### WHAT IS EXPECTED
Retype the data that follows line by line, exactly, and leave its pictures out.

### INPUT DATA
================================

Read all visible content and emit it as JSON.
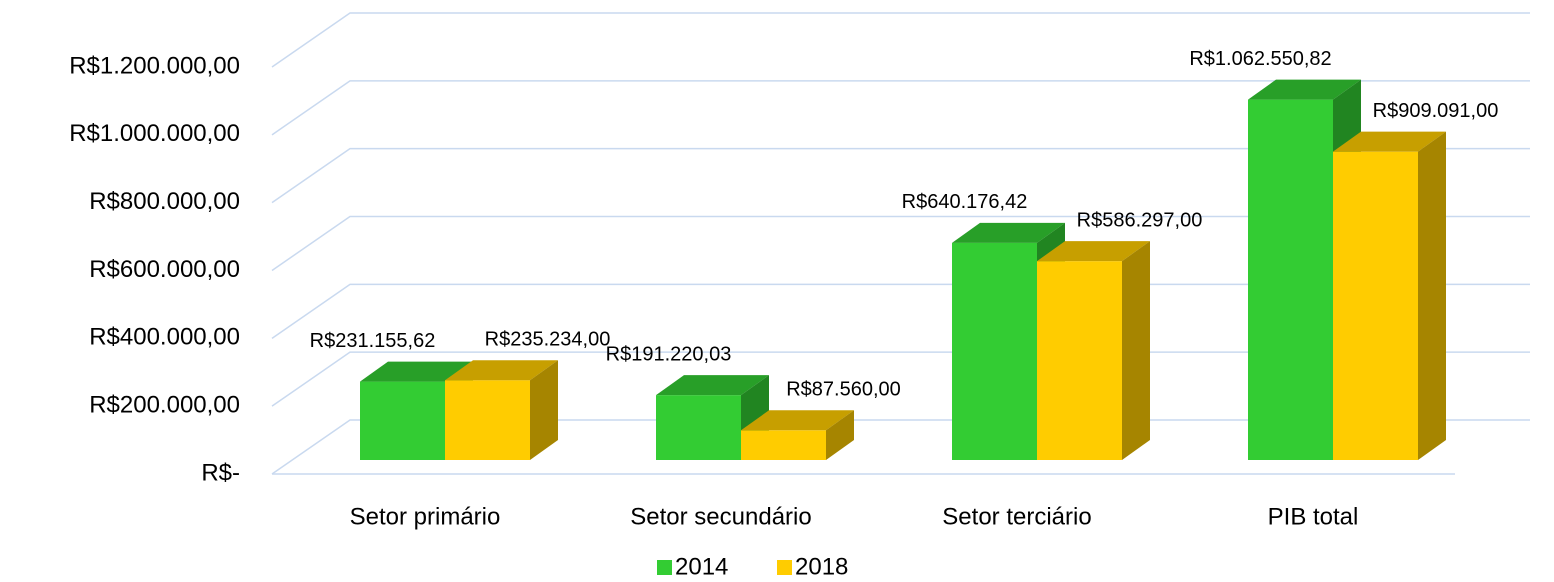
{
  "chart_data": {
    "type": "bar3d",
    "categories": [
      "Setor primário",
      "Setor secundário",
      "Setor terciário",
      "PIB total"
    ],
    "series": [
      {
        "name": "2014",
        "color": "#33cc33",
        "values": [
          231155.62,
          191220.03,
          640176.42,
          1062550.82
        ],
        "value_labels": [
          "R$231.155,62",
          "R$191.220,03",
          "R$640.176,42",
          "R$1.062.550,82"
        ]
      },
      {
        "name": "2018",
        "color": "#ffcc00",
        "values": [
          235234,
          87560,
          586297,
          909091
        ],
        "value_labels": [
          "R$235.234,00",
          "R$87.560,00",
          "R$586.297,00",
          "R$909.091,00"
        ]
      }
    ],
    "ylim": [
      0,
      1200000
    ],
    "yticks": [
      {
        "value": 0,
        "label": "R$-"
      },
      {
        "value": 200000,
        "label": "R$200.000,00"
      },
      {
        "value": 400000,
        "label": "R$400.000,00"
      },
      {
        "value": 600000,
        "label": "R$600.000,00"
      },
      {
        "value": 800000,
        "label": "R$800.000,00"
      },
      {
        "value": 1000000,
        "label": "R$1.000.000,00"
      },
      {
        "value": 1200000,
        "label": "R$1.200.000,00"
      }
    ],
    "grid": true,
    "legend": "bottom"
  }
}
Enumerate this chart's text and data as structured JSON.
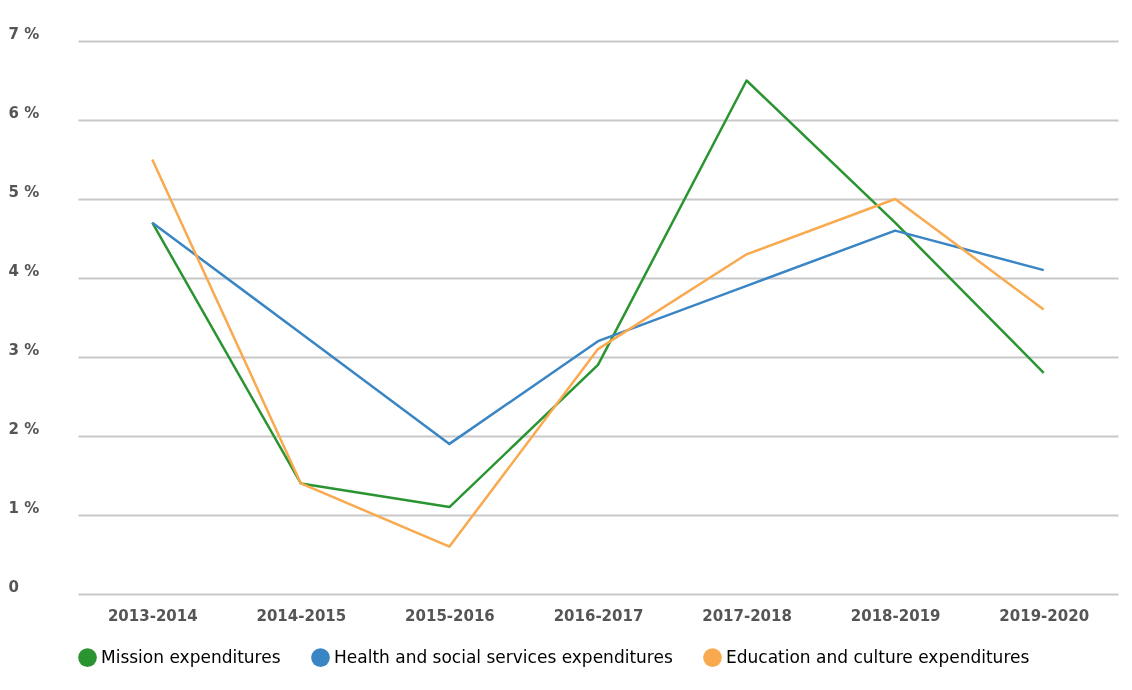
{
  "chart_data": {
    "type": "line",
    "categories": [
      "2013-2014",
      "2014-2015",
      "2015-2016",
      "2016-2017",
      "2017-2018",
      "2018-2019",
      "2019-2020"
    ],
    "series": [
      {
        "name": "Mission expenditures",
        "color": "#2a9431",
        "values": [
          4.7,
          1.4,
          1.1,
          2.9,
          6.5,
          4.7,
          2.8
        ]
      },
      {
        "name": "Health and social services expenditures",
        "color": "#3a85c4",
        "values": [
          4.7,
          3.3,
          1.9,
          3.2,
          3.9,
          4.6,
          4.1
        ]
      },
      {
        "name": "Education and culture expenditures",
        "color": "#f9a94e",
        "values": [
          5.5,
          1.4,
          0.6,
          3.1,
          4.3,
          5.0,
          3.6
        ]
      }
    ],
    "ylim": [
      0,
      7
    ],
    "yticks": [
      0,
      {
        "value": 1,
        "label": "1 %"
      },
      {
        "value": 2,
        "label": "2 %"
      },
      {
        "value": 3,
        "label": "3 %"
      },
      {
        "value": 4,
        "label": "4 %"
      },
      {
        "value": 5,
        "label": "5 %"
      },
      {
        "value": 6,
        "label": "6 %"
      },
      {
        "value": 7,
        "label": "7 %"
      }
    ],
    "grid": "y",
    "legend": "bottom"
  }
}
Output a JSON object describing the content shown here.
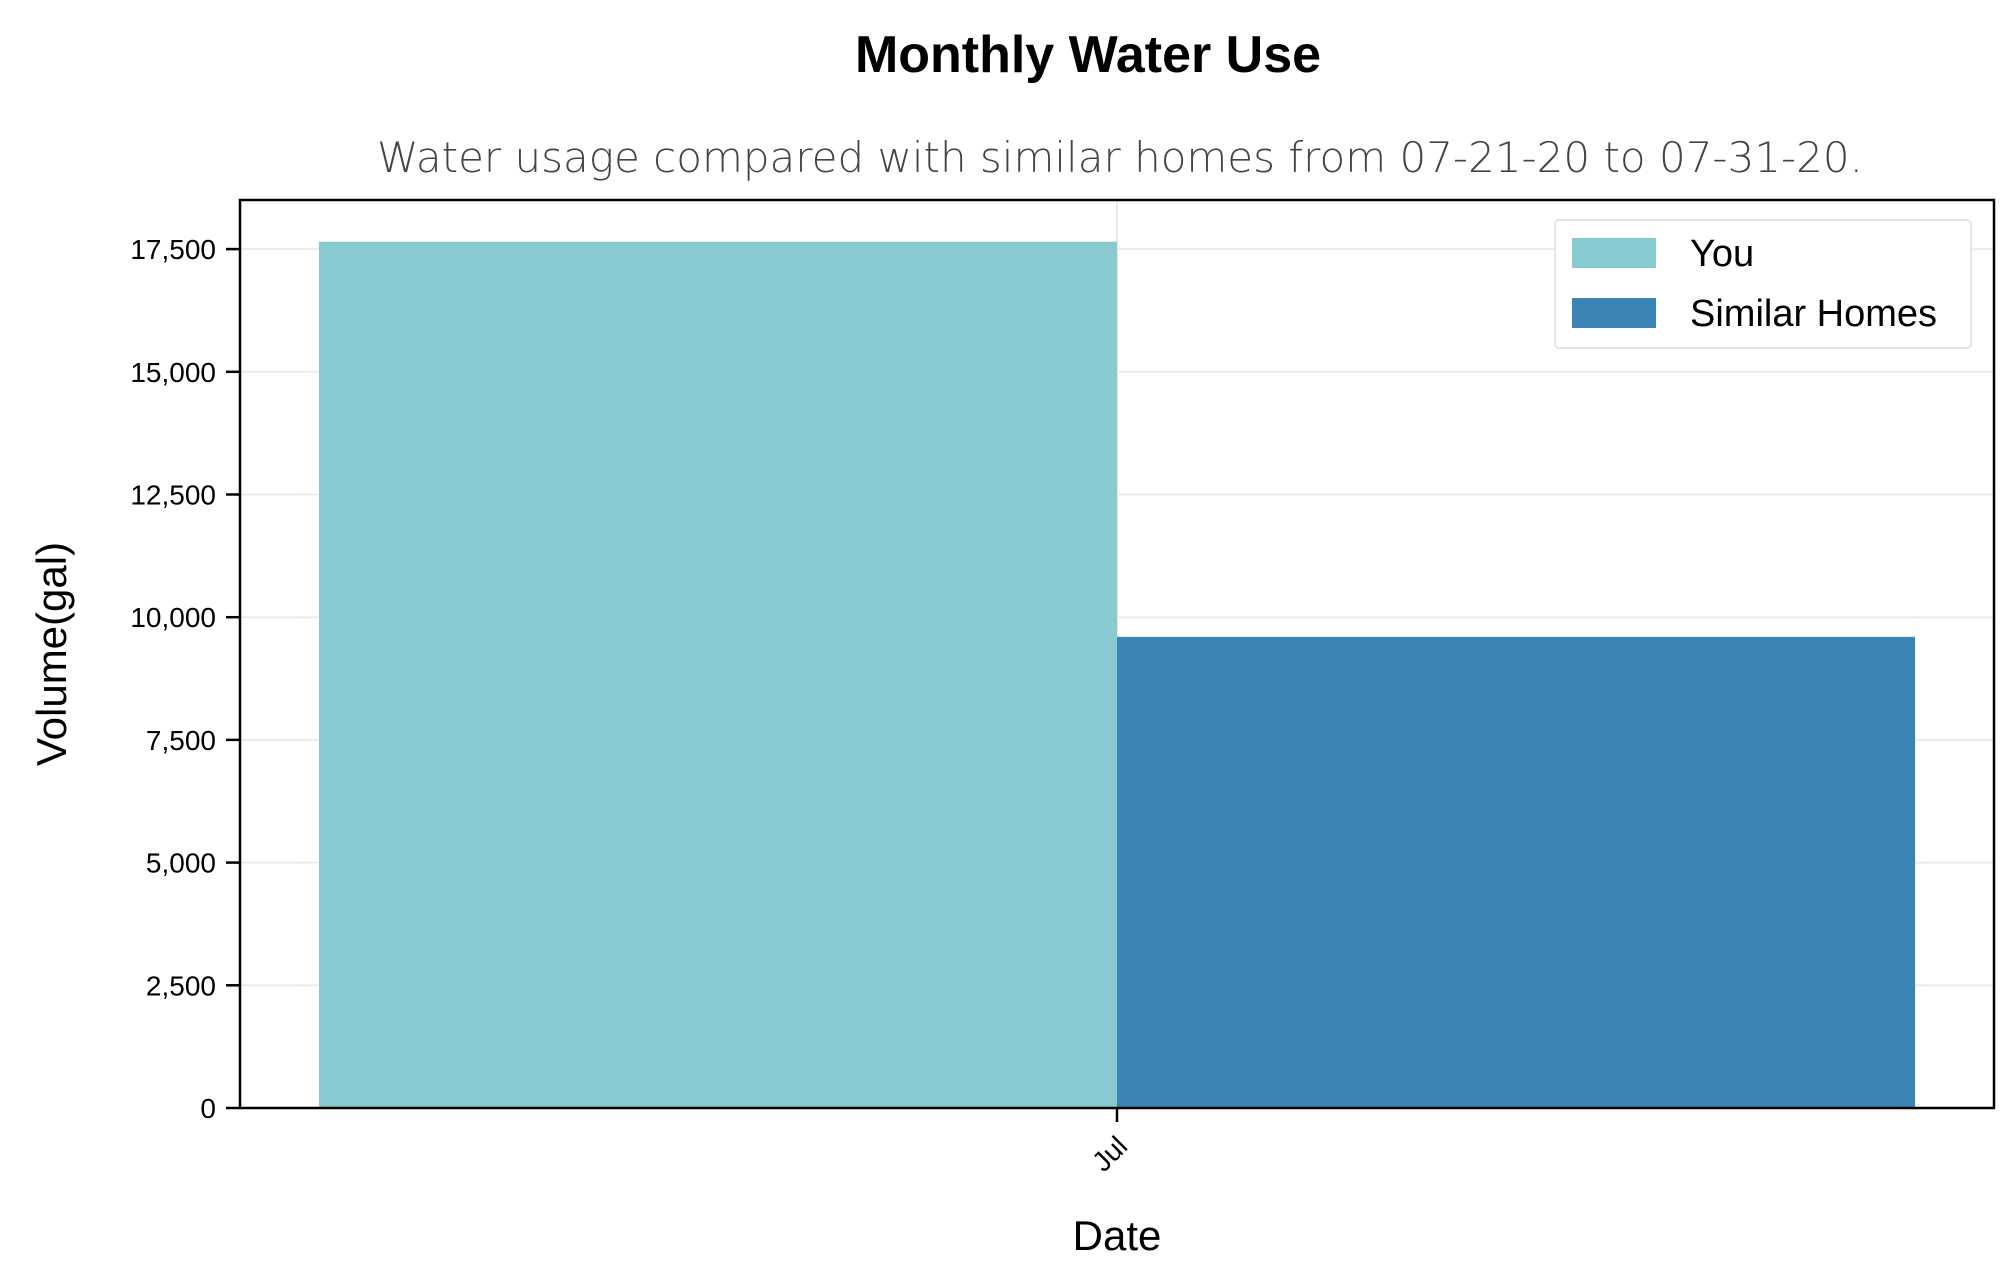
{
  "chart_data": {
    "type": "bar",
    "title": "Monthly Water Use",
    "subtitle": "Water usage compared with similar homes from 07-21-20 to 07-31-20.",
    "xlabel": "Date",
    "ylabel": "Volume(gal)",
    "categories": [
      "Jul"
    ],
    "series": [
      {
        "name": "You",
        "values": [
          17650
        ],
        "color": "#88cad0"
      },
      {
        "name": "Similar Homes",
        "values": [
          9600
        ],
        "color": "#3a84b6"
      }
    ],
    "ylim": [
      0,
      18500
    ],
    "yticks": [
      0,
      2500,
      5000,
      7500,
      10000,
      12500,
      15000,
      17500
    ],
    "ytick_labels": [
      "0",
      "2,500",
      "5,000",
      "7,500",
      "10,000",
      "12,500",
      "15,000",
      "17,500"
    ],
    "grid": true,
    "legend_position": "top-right"
  }
}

================================

### TASK RESULT
Read all visible content and emit it as JSON.
{
  "chart_data": {
    "type": "bar3d",
    "categories": [
      "Setor primário",
      "Setor secundário",
      "Setor terciário",
      "PIB total"
    ],
    "series": [
      {
        "name": "2014",
        "color": "#33cc33",
        "values": [
          231155.62,
          191220.03,
          640176.42,
          1062550.82
        ],
        "value_labels": [
          "R$231.155,62",
          "R$191.220,03",
          "R$640.176,42",
          "R$1.062.550,82"
        ]
      },
      {
        "name": "2018",
        "color": "#ffcc00",
        "values": [
          235234,
          87560,
          586297,
          909091
        ],
        "value_labels": [
          "R$235.234,00",
          "R$87.560,00",
          "R$586.297,00",
          "R$909.091,00"
        ]
      }
    ],
    "ylim": [
      0,
      1200000
    ],
    "yticks": [
      {
        "value": 0,
        "label": "R$-"
      },
      {
        "value": 200000,
        "label": "R$200.000,00"
      },
      {
        "value": 400000,
        "label": "R$400.000,00"
      },
      {
        "value": 600000,
        "label": "R$600.000,00"
      },
      {
        "value": 800000,
        "label": "R$800.000,00"
      },
      {
        "value": 1000000,
        "label": "R$1.000.000,00"
      },
      {
        "value": 1200000,
        "label": "R$1.200.000,00"
      }
    ],
    "grid": true,
    "legend": "bottom"
  }
}
Enumerate this chart's text and data as structured JSON.
{
  "chart_data": {
    "type": "line",
    "categories": [
      "2013-2014",
      "2014-2015",
      "2015-2016",
      "2016-2017",
      "2017-2018",
      "2018-2019",
      "2019-2020"
    ],
    "series": [
      {
        "name": "Mission expenditures",
        "color": "#2a9431",
        "values": [
          4.7,
          1.4,
          1.1,
          2.9,
          6.5,
          4.7,
          2.8
        ]
      },
      {
        "name": "Health and social services expenditures",
        "color": "#3a85c4",
        "values": [
          4.7,
          3.3,
          1.9,
          3.2,
          3.9,
          4.6,
          4.1
        ]
      },
      {
        "name": "Education and culture expenditures",
        "color": "#f9a94e",
        "values": [
          5.5,
          1.4,
          0.6,
          3.1,
          4.3,
          5.0,
          3.6
        ]
      }
    ],
    "ylim": [
      0,
      7
    ],
    "yticks": [
      0,
      {
        "value": 1,
        "label": "1 %"
      },
      {
        "value": 2,
        "label": "2 %"
      },
      {
        "value": 3,
        "label": "3 %"
      },
      {
        "value": 4,
        "label": "4 %"
      },
      {
        "value": 5,
        "label": "5 %"
      },
      {
        "value": 6,
        "label": "6 %"
      },
      {
        "value": 7,
        "label": "7 %"
      }
    ],
    "grid": "y",
    "legend": "bottom"
  }
}
Output a JSON object describing the content shown here.
{
  "chart_data": {
    "type": "bar",
    "title": "Monthly Water Use",
    "subtitle": "Water usage compared with similar homes from 07-21-20 to 07-31-20.",
    "xlabel": "Date",
    "ylabel": "Volume(gal)",
    "categories": [
      "Jul"
    ],
    "series": [
      {
        "name": "You",
        "values": [
          17650
        ],
        "color": "#88cad0"
      },
      {
        "name": "Similar Homes",
        "values": [
          9600
        ],
        "color": "#3a84b6"
      }
    ],
    "ylim": [
      0,
      18500
    ],
    "yticks": [
      0,
      2500,
      5000,
      7500,
      10000,
      12500,
      15000,
      17500
    ],
    "ytick_labels": [
      "0",
      "2,500",
      "5,000",
      "7,500",
      "10,000",
      "12,500",
      "15,000",
      "17,500"
    ],
    "grid": true,
    "legend_position": "top-right"
  }
}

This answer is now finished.